■ **Objective**:
Go through the entries below and pick out every line with "legend".

■ **Records to use**:

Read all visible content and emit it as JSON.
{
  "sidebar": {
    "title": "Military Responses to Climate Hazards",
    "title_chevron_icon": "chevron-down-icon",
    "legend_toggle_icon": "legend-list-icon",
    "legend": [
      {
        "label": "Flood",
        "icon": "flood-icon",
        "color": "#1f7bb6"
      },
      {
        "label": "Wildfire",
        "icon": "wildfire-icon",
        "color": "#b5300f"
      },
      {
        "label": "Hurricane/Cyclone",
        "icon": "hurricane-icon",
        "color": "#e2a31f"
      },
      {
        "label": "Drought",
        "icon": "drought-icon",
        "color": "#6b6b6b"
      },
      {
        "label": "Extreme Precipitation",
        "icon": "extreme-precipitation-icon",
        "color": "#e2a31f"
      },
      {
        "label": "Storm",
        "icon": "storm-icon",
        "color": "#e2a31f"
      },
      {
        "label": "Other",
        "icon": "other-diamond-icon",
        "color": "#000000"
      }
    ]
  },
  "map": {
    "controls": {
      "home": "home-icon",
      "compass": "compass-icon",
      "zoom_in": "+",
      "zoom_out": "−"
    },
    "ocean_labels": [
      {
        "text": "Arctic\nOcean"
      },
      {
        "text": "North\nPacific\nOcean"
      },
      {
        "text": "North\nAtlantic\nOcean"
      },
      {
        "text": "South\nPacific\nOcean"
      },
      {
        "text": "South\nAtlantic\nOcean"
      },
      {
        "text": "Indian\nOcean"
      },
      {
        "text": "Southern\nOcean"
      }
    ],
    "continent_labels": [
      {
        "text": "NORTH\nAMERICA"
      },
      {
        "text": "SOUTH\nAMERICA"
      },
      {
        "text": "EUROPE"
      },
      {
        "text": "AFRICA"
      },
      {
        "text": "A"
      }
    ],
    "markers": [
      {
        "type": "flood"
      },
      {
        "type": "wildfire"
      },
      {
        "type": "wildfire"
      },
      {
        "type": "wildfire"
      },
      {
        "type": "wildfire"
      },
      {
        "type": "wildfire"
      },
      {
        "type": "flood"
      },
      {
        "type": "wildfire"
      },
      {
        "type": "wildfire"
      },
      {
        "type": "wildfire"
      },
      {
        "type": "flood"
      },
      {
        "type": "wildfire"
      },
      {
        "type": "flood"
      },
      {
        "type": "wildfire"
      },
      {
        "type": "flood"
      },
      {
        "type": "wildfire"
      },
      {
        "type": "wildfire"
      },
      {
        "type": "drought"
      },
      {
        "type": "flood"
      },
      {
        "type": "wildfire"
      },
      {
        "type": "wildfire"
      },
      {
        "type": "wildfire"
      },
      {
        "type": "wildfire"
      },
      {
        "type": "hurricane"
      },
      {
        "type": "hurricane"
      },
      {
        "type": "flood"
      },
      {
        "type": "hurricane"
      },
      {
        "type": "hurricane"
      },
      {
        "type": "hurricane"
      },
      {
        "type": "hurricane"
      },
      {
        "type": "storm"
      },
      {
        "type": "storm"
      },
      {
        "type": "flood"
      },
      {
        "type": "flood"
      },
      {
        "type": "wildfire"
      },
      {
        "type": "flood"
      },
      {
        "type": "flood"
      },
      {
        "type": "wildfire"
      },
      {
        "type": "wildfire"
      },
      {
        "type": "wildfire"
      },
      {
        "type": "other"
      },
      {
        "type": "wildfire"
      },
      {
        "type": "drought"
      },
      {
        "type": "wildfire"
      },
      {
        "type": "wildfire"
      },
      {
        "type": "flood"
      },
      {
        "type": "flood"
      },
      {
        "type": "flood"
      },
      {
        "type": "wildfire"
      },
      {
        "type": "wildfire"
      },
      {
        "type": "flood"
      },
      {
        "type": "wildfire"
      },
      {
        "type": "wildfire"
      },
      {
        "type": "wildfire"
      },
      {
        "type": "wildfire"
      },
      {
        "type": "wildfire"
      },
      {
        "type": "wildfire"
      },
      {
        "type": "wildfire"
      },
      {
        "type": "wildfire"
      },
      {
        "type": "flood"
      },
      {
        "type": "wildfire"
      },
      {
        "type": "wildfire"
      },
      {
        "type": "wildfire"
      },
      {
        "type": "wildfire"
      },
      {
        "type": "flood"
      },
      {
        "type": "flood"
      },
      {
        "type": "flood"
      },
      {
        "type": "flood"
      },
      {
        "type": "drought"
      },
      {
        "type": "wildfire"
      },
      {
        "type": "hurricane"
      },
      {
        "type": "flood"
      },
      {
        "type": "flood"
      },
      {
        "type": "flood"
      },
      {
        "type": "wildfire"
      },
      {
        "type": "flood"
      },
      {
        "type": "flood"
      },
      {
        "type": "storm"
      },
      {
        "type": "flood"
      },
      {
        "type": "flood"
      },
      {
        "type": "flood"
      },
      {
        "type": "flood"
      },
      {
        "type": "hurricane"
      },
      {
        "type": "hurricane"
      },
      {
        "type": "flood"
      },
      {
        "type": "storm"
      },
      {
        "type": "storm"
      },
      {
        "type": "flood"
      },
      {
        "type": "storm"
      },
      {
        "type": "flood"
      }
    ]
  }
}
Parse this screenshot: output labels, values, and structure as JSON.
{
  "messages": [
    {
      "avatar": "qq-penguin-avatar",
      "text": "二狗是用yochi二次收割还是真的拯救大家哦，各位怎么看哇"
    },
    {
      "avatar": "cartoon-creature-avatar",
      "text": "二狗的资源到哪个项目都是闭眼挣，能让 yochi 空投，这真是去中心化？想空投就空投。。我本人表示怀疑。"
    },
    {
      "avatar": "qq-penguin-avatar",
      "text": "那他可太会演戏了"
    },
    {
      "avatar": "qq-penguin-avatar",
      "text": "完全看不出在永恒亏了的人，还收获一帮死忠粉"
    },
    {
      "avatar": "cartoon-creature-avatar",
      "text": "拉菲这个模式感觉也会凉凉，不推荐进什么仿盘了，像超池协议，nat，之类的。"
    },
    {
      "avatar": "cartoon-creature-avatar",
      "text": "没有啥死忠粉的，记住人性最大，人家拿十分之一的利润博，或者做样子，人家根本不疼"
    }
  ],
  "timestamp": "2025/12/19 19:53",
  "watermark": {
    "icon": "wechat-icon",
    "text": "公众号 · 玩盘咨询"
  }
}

■ **Complete output**:
    "legend_toggle_icon": "legend-list-icon",
    "legend": [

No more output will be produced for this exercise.